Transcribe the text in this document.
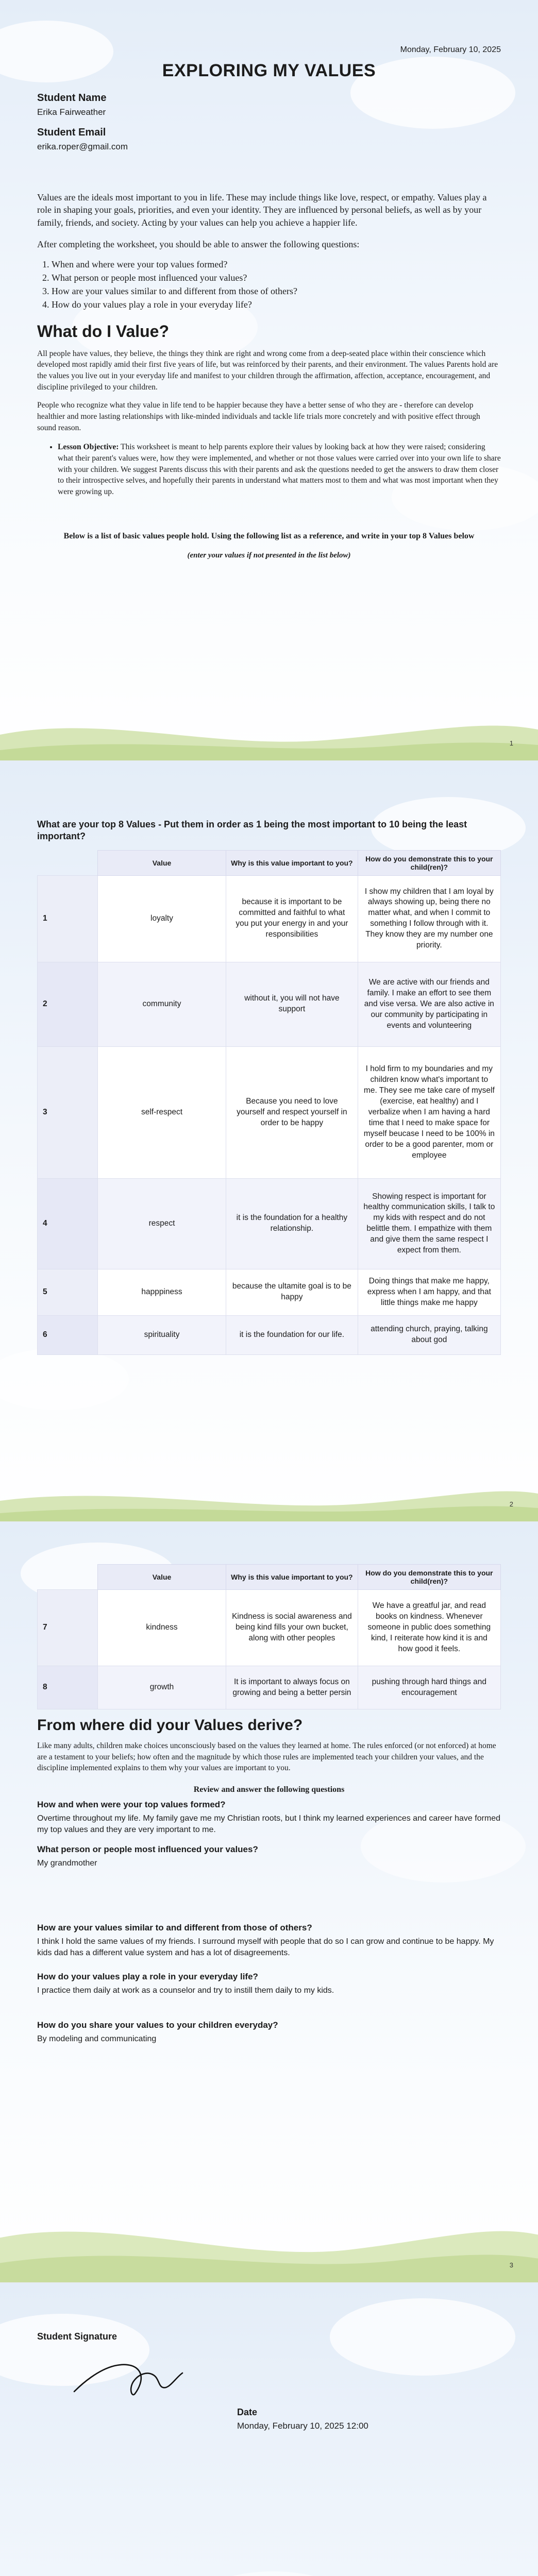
Monday, February 10, 2025
EXPLORING MY VALUES
Student Name
Erika Fairweather
Student Email
erika.roper@gmail.com

Values are the ideals most important to you in life. These may include things like love, respect, or empathy. Values play a role in shaping your goals, priorities, and even your identity. They are influenced by personal beliefs, as well as by your family, friends, and society. Acting by your values can help you achieve a happier life.

After completing the worksheet, you should be able to answer the following questions:

1. When and where were your top values formed?
2. What person or people most influenced your values?
3. How are your values similar to and different from those of others?
4. How do your values play a role in your everyday life?
What do I Value?

All people have values, they believe, the things they think are right and wrong come from a deep-seated place within their conscience which developed most rapidly amid their first five years of life, but was reinforced by their parents, and their environment. The values Parents hold are the values you live out in your everyday life and manifest to your children through the affirmation, affection, acceptance, encouragement, and discipline privileged to your children.

People who recognize what they value in life tend to be happier because they have a better sense of who they are - therefore can develop healthier and more lasting relationships with like-minded individuals and tackle life trials more concretely and with positive effect through sound reason.

• Lesson Objective: This worksheet is meant to help parents explore their values by looking back at how they were raised; considering what their parent's values were, how they were implemented, and whether or not those values were carried over into your own life to share with your children. We suggest Parents discuss this with their parents and ask the questions needed to get the answers to draw them closer to their introspective selves, and hopefully their parents in understand what matters most to them and what was most important when they were growing up.

Below is a list of basic values people hold. Using the following list as a reference, and write in your top 8 Values below

(enter your values if not presented in the list below)

1
What are your top 8 Values - Put them in order as 1 being the most important to 10 being the least important?
	Value	Why is this value important to you?	How do you demonstrate this to your child(ren)?
1	loyalty	because it is important to be committed and faithful to what you put your energy in and your responsibilities	I show my children that I am loyal by always showing up, being there no matter what, and when I commit to something I follow through with it. They know they are my number one priority.
2	community	without it, you will not have support	We are active with our friends and family. I make an effort to see them and vise versa. We are also active in our community by participating in events and volunteering
3	self-respect	Because you need to love yourself and respect yourself in order to be happy	I hold firm to my boundaries and my children know what's important to me. They see me take care of myself (exercise, eat healthy) and I verbalize when I am having a hard time that I need to make space for myself beucase I need to be 100% in order to be a good parenter, mom or employee
4	respect	it is the foundation for a healthy relationship.	Showing respect is important for healthy communication skills, I talk to my kids with respect and do not belittle them. I empathize with them and give them the same respect I expect from them.
5	happpiness	because the ultamite goal is to be happy	Doing things that make me happy, express when I am happy, and that little things make me happy
6	spirituality	it is the foundation for our life.	attending church, praying, talking about god
2
	Value	Why is this value important to you?	How do you demonstrate this to your child(ren)?
7	kindness	Kindness is social awareness and being kind fills your own bucket, along with other peoples	We have a greatful jar, and read books on kindness. Whenever someone in public does something kind, I reiterate how kind it is and how good it feels.
8	growth	It is important to always focus on growing and being a better persin	pushing through hard things and encouragement
From where did your Values derive?

Like many adults, children make choices unconsciously based on the values they learned at home. The rules enforced (or not enforced) at home are a testament to your beliefs; how often and the magnitude by which those rules are implemented teach your children your values, and the discipline implemented explains to them why your values are important to you.

Review and answer the following questions
How and when were your top values formed?
Overtime throughout my life. My family gave me my Christian roots, but I think my learned experiences and career have formed my top values and they are very important to me.
What person or people most influenced your values?
My grandmother
How are your values similar to and different from those of others?
I think I hold the same values of my friends. I surround myself with people that do so I can grow and continue to be happy. My kids dad has a different value system and has a lot of disagreements.
How do your values play a role in your everyday life?
I practice them daily at work as a counselor and try to instill them daily to my kids.
How do you share your values to your children everyday?
By modeling and communicating
3
Student Signature
Date
Monday, February 10, 2025 12:00
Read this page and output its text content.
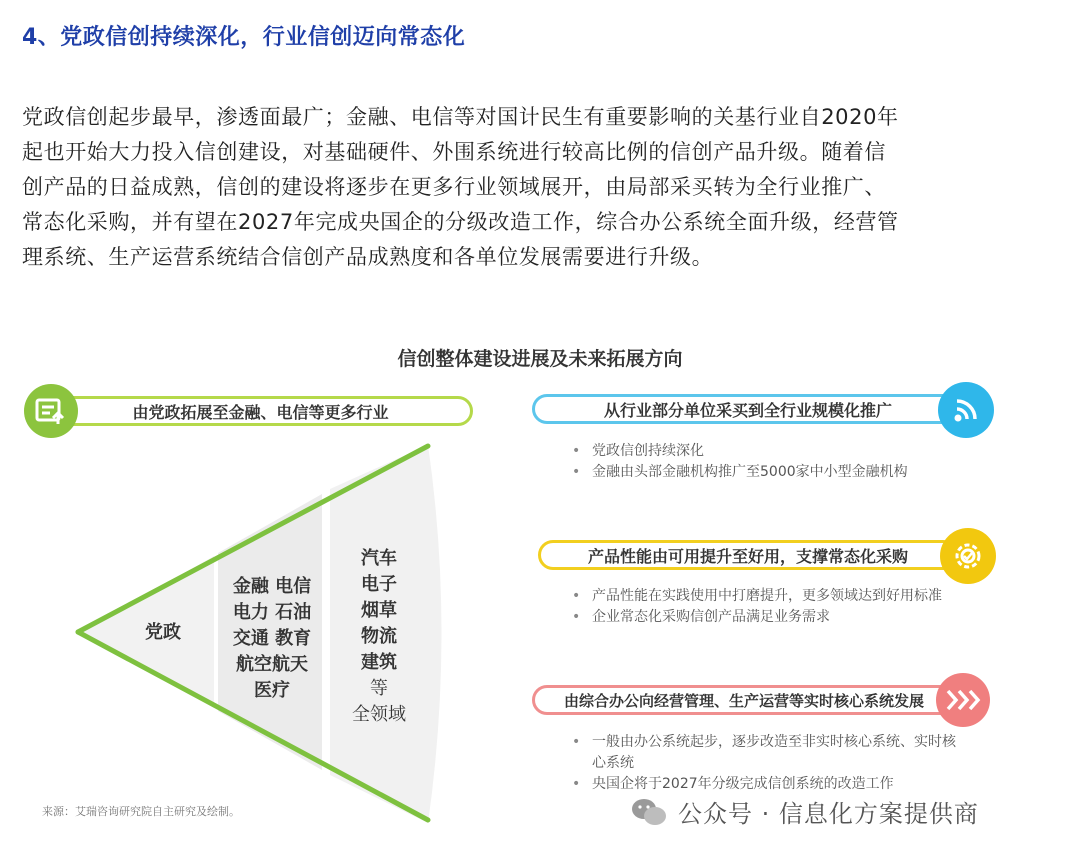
4、党政信创持续深化，行业信创迈向常态化
党政信创起步最早，渗透面最广；金融、电信等对国计民生有重要影响的关基行业自2020年
起也开始大力投入信创建设，对基础硬件、外围系统进行较高比例的信创产品升级。随着信
创产品的日益成熟，信创的建设将逐步在更多行业领域展开，由局部采买转为全行业推广、
常态化采购，并有望在2027年完成央国企的分级改造工作，综合办公系统全面升级，经营管
理系统、生产运营系统结合信创产品成熟度和各单位发展需要进行升级。
信创整体建设进展及未来拓展方向
党政
金融 电信
电力 石油
交通 教育
航空航天
医疗
汽车
电子
烟草
物流
建筑
等
全领域
由党政拓展至金融、电信等更多行业	从行业部分单位采买到全行业规模化推广
• 党政信创持续深化
• 金融由头部金融机构推广至5000家中小型金融机构
产品性能由可用提升至好用，支撑常态化采购
• 产品性能在实践使用中打磨提升，更多领域达到好用标准
• 企业常态化采购信创产品满足业务需求
由综合办公向经营管理、生产运营等实时核心系统发展
• 一般由办公系统起步，逐步改造至非实时核心系统、实时核心系统
• 央国企将于2027年分级完成信创系统的改造工作
来源：艾瑞咨询研究院自主研究及绘制。	公众号 · 信息化方案提供商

§ **Set problem**: Work out how many lines in the records above contain the word "Student", and reply with that number alone.

§ **Solved exercise**: 3